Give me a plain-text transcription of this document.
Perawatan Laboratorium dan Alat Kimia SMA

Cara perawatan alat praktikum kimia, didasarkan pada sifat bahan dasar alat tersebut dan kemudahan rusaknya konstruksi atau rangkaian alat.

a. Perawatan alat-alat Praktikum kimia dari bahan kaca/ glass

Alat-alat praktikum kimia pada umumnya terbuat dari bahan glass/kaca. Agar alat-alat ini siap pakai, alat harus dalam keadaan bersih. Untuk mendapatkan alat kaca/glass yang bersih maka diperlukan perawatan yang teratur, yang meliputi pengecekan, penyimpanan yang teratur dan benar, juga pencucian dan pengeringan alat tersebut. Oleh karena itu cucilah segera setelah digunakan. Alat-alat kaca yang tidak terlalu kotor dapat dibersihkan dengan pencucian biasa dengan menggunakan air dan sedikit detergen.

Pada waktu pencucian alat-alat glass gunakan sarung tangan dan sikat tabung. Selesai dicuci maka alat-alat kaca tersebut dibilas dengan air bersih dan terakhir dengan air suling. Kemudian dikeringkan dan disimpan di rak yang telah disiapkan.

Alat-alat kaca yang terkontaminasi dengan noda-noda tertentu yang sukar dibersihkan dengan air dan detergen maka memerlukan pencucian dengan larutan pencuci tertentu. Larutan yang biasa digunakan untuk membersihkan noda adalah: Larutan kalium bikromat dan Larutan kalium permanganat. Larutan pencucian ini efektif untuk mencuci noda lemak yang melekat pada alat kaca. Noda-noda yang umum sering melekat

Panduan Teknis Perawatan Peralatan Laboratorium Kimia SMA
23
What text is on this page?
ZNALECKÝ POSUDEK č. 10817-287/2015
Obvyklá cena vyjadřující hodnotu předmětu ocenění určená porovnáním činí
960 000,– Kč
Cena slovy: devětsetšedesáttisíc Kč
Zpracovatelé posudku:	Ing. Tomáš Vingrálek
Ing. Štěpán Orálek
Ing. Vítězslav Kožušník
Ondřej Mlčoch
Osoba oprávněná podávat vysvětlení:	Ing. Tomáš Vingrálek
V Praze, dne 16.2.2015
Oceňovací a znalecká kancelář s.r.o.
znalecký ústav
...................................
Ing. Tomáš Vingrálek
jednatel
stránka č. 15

[Task directions]: Report every line containing the word "maka" from the listing above.

[Expected answer]:
Alat-alat praktikum kimia pada umumnya terbuat dari bahan glass/kaca. Agar alat-alat ini siap pakai, alat harus dalam keadaan bersih. Untuk mendapatkan alat kaca/glass yang bersih maka diperlukan perawatan yang teratur, yang meliputi pengecekan, penyimpanan yang teratur dan benar, juga pencucian dan pengeringan alat tersebut. Oleh karena itu cucilah segera setelah digunakan. Alat-alat kaca yang tidak terlalu kotor dapat dibersihkan dengan pencucian biasa dengan menggunakan air dan sedikit detergen.
Pada waktu pencucian alat-alat glass gunakan sarung tangan dan sikat tabung. Selesai dicuci maka alat-alat kaca tersebut dibilas dengan air bersih dan terakhir dengan air suling. Kemudian dikeringkan dan disimpan di rak yang telah disiapkan.
Alat-alat kaca yang terkontaminasi dengan noda-noda tertentu yang sukar dibersihkan dengan air dan detergen maka memerlukan pencucian dengan larutan pencuci tertentu. Larutan yang biasa digunakan untuk membersihkan noda adalah: Larutan kalium bikromat dan Larutan kalium permanganat. Larutan pencucian ini efektif untuk mencuci noda lemak yang melekat pada alat kaca. Noda-noda yang umum sering melekat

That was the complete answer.